*** EXERCISE DATA Section Begins ***
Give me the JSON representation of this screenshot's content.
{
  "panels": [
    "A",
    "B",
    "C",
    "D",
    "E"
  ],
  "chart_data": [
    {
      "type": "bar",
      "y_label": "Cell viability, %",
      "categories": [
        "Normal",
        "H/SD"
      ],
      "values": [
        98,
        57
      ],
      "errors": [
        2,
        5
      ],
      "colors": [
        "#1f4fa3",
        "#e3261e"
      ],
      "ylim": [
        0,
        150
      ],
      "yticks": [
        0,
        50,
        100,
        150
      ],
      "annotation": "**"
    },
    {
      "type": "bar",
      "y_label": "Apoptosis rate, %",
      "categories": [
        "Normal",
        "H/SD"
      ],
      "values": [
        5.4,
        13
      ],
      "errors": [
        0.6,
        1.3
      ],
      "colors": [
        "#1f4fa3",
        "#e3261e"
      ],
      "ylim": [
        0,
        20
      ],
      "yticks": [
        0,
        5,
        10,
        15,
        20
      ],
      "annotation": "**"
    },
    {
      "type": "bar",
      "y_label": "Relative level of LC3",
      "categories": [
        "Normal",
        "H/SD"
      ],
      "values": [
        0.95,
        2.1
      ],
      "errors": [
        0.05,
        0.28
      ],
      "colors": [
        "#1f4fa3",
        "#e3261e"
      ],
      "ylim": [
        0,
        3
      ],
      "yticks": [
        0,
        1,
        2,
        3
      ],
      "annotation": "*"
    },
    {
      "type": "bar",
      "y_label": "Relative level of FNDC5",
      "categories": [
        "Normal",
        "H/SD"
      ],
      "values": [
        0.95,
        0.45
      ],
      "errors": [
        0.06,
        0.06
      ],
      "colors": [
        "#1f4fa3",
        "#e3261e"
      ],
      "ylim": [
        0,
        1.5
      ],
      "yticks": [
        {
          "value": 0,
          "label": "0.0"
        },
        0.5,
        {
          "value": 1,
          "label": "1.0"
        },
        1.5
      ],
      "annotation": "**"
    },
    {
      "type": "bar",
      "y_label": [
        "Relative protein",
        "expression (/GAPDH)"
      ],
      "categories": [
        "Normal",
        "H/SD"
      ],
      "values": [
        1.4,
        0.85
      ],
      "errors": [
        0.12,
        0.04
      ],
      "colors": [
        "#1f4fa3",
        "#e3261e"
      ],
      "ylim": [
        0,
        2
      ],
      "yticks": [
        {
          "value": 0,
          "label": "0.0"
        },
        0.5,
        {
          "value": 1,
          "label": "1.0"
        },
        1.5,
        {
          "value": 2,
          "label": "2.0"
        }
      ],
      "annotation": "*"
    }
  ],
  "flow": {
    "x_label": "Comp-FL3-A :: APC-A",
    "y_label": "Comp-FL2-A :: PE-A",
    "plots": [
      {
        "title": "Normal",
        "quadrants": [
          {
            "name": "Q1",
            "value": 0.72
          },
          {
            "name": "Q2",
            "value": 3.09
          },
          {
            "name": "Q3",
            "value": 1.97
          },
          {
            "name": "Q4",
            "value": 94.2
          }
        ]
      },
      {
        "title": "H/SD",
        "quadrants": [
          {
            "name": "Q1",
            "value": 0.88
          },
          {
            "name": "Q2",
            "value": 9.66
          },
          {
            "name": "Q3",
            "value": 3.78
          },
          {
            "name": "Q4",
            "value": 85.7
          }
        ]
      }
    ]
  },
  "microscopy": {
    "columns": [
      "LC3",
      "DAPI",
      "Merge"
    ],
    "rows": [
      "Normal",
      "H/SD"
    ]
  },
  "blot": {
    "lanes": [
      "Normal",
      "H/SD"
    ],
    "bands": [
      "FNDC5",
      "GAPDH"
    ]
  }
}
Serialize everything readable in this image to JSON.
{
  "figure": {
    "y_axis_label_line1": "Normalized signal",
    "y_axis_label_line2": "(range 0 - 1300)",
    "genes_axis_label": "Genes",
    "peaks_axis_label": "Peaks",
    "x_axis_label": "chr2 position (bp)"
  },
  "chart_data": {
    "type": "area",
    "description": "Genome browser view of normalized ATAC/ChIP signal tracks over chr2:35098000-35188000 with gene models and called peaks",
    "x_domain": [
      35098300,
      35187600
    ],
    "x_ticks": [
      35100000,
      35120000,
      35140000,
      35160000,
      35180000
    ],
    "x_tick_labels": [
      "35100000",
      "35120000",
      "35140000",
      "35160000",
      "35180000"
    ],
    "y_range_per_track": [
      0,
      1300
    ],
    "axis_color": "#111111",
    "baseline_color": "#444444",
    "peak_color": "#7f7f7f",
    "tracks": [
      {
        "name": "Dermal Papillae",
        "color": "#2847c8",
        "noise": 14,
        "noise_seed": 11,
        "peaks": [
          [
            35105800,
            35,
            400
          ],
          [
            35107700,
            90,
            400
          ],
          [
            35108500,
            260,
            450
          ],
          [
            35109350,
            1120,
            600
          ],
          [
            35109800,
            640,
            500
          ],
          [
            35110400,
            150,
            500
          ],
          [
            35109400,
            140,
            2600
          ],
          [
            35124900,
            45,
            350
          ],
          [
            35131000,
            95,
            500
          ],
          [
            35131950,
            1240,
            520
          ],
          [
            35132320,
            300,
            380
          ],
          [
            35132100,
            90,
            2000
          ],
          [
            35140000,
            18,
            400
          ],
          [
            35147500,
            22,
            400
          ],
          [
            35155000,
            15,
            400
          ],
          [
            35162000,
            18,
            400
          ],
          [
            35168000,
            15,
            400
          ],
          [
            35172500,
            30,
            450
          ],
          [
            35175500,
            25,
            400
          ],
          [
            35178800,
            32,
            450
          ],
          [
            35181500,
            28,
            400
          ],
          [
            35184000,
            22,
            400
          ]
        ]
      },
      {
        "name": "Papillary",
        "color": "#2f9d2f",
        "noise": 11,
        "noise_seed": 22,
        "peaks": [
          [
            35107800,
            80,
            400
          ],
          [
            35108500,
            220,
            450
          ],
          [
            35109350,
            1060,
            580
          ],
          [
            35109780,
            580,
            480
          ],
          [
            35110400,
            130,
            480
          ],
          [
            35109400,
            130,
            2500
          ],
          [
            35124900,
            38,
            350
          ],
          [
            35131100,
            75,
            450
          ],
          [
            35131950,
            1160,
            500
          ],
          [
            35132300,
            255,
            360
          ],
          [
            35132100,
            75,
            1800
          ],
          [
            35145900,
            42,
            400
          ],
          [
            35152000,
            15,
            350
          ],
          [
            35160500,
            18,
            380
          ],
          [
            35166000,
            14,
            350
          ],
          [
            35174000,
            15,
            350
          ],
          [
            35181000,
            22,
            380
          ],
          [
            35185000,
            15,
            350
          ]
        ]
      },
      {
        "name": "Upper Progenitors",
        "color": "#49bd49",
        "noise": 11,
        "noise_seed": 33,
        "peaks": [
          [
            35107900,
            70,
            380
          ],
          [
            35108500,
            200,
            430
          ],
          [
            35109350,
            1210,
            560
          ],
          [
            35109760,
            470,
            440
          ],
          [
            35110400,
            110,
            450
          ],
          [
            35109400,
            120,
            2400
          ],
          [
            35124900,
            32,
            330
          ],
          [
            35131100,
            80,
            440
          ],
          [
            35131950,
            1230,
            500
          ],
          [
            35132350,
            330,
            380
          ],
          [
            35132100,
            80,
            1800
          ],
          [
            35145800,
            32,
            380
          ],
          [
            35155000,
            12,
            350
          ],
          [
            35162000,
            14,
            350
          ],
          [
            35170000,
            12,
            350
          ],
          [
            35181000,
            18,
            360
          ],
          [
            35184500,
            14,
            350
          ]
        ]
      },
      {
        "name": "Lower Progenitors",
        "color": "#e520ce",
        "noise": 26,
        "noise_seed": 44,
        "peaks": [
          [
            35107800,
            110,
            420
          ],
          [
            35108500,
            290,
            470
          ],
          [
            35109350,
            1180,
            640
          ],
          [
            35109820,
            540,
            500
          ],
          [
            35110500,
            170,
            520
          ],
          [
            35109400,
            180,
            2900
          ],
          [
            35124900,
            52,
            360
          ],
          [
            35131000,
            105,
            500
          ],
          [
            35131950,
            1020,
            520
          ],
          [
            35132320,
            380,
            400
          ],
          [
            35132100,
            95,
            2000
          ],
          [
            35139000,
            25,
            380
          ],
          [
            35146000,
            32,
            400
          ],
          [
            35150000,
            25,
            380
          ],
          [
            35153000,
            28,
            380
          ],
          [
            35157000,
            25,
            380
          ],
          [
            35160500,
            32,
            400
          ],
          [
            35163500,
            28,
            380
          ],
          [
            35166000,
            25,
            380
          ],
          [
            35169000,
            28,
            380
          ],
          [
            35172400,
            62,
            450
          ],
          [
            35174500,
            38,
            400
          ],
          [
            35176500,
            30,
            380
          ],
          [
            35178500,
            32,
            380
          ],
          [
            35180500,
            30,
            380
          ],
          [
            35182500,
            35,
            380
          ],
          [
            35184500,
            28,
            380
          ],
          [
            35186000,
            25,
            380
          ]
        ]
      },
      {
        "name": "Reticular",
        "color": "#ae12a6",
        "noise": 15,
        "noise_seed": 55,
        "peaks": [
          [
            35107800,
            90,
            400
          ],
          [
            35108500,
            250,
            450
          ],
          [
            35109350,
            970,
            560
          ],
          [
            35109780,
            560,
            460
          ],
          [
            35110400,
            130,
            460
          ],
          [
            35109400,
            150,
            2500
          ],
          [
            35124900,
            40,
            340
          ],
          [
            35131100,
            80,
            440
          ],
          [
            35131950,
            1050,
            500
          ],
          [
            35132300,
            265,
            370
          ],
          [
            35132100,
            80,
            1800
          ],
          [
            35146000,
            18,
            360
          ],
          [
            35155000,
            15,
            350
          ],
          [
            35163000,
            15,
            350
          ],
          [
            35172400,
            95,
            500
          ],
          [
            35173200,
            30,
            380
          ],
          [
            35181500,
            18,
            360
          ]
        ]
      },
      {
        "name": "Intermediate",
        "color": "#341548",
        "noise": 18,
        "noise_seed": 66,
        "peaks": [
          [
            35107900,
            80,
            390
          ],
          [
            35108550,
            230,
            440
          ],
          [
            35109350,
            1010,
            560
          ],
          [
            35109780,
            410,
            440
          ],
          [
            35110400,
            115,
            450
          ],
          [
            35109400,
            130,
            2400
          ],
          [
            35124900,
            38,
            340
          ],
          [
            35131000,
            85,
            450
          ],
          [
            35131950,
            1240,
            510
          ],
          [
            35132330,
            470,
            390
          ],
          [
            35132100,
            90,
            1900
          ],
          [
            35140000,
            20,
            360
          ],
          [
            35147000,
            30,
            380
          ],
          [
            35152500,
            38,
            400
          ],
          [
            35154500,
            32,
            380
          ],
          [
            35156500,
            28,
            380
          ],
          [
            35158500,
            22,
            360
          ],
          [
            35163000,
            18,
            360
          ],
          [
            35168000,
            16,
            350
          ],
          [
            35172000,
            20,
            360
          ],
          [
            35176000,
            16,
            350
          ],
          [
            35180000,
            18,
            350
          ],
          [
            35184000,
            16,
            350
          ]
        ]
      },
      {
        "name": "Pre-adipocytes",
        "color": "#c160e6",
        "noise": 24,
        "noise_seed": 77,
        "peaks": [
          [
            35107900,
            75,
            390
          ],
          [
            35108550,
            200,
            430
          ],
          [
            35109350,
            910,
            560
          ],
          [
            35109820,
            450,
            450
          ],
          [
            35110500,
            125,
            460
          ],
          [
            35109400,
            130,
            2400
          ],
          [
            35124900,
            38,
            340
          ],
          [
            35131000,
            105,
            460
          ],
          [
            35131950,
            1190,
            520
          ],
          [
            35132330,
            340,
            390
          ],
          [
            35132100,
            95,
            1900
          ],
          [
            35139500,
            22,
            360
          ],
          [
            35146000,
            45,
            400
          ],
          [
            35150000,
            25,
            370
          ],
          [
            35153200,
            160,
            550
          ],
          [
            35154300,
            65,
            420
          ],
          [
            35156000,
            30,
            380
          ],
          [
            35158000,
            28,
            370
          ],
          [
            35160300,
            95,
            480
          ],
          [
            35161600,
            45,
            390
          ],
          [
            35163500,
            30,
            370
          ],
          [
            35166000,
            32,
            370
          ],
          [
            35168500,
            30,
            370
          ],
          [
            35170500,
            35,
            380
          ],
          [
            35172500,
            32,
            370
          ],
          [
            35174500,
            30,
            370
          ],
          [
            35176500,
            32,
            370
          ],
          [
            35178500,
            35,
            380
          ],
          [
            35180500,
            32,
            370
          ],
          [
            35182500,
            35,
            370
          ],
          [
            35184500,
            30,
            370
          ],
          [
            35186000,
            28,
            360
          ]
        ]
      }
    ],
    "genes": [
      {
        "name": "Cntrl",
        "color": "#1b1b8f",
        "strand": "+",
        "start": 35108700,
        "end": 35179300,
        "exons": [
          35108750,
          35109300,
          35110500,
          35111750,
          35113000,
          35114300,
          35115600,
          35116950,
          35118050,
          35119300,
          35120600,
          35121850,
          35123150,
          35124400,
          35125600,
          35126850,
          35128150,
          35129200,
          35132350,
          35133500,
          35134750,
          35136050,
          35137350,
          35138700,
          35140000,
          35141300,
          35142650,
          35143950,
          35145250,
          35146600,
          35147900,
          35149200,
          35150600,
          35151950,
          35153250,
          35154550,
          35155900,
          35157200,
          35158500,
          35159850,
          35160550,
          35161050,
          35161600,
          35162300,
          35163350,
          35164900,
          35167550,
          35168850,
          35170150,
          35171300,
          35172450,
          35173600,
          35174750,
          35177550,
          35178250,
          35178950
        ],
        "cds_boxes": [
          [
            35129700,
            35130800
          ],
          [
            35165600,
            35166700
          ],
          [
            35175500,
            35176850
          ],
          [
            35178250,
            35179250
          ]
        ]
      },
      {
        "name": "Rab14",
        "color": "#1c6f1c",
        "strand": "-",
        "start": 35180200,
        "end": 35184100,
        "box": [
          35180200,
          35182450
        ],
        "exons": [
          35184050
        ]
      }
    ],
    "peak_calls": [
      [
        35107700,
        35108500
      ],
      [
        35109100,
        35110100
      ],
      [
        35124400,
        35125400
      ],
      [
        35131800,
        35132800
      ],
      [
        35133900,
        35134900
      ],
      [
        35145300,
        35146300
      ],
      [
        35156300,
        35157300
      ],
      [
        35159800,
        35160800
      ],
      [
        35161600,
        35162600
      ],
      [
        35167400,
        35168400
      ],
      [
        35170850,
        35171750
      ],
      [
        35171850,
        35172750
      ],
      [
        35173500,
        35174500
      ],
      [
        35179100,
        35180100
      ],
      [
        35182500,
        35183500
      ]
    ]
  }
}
*** EXERCISE DATA Section Ends ***
#### YOUR INSTRUCTIONS
A single figure must be given: how many lines of the records above include the string "level".

#### RESPONSE BELOW
2